[START Material]

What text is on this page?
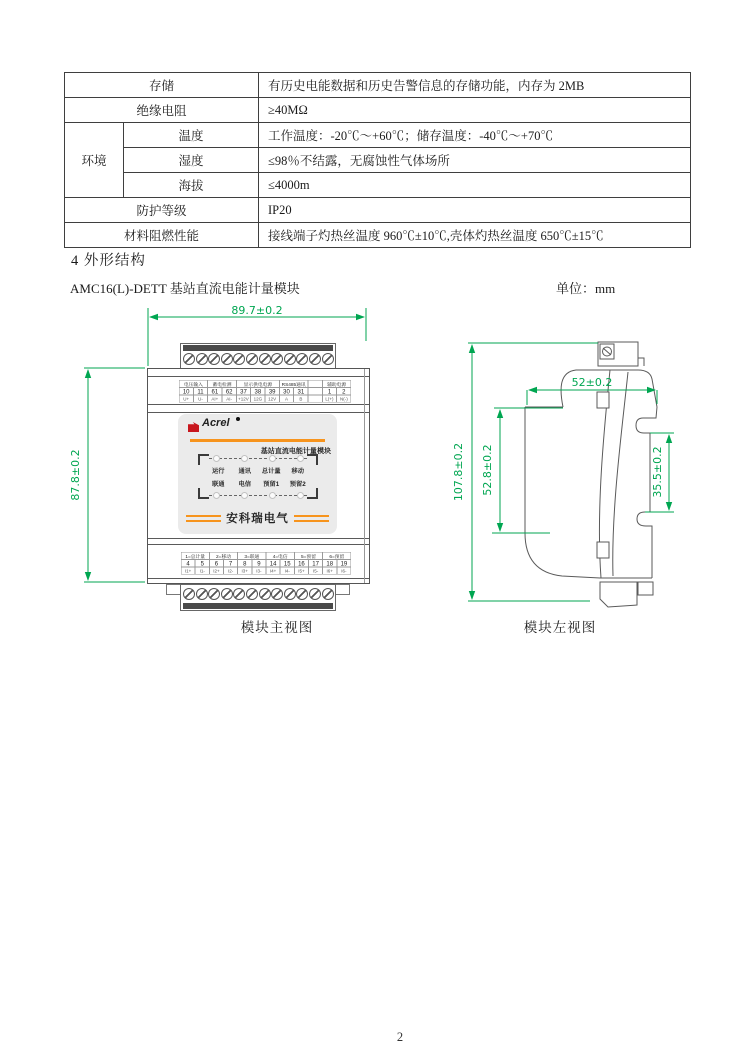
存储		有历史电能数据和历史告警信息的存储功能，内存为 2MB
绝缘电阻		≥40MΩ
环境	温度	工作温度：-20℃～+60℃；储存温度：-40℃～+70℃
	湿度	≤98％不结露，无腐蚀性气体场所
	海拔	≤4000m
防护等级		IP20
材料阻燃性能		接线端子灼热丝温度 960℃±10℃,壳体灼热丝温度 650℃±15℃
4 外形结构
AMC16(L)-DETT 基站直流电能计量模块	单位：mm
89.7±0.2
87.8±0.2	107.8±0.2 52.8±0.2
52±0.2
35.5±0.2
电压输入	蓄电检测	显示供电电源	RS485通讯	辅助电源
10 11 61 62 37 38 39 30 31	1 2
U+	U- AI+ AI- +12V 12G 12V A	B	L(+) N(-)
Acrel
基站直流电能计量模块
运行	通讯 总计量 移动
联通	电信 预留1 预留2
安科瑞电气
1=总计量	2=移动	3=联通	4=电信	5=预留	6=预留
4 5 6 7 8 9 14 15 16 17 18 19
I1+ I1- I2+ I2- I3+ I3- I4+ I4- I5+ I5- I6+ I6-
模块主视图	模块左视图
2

[END Material]
[START Material]

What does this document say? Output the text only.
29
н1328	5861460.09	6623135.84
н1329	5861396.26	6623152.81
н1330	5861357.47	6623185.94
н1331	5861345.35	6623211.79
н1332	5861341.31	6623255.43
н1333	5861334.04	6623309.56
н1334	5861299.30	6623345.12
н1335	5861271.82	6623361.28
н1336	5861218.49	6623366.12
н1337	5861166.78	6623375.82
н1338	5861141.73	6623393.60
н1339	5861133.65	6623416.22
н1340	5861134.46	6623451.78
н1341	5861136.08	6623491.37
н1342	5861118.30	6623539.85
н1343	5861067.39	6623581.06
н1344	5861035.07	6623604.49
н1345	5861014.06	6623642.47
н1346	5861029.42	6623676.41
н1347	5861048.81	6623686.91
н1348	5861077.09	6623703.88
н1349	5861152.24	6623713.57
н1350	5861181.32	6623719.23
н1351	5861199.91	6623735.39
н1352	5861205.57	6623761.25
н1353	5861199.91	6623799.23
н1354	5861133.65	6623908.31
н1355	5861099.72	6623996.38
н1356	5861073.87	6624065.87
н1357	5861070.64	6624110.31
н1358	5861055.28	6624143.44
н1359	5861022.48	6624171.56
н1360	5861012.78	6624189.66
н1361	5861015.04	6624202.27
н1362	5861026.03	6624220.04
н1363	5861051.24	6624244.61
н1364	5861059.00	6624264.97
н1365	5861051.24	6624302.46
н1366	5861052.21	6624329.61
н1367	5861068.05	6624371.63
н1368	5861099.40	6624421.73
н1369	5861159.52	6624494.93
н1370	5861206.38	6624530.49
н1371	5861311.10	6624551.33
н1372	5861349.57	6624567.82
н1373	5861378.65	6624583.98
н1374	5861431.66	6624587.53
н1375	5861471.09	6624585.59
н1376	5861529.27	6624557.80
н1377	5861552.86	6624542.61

[END Material]

#### Aim
Above are records; say how many of their lines contain the word "What", giving only the number.

#### Final result
2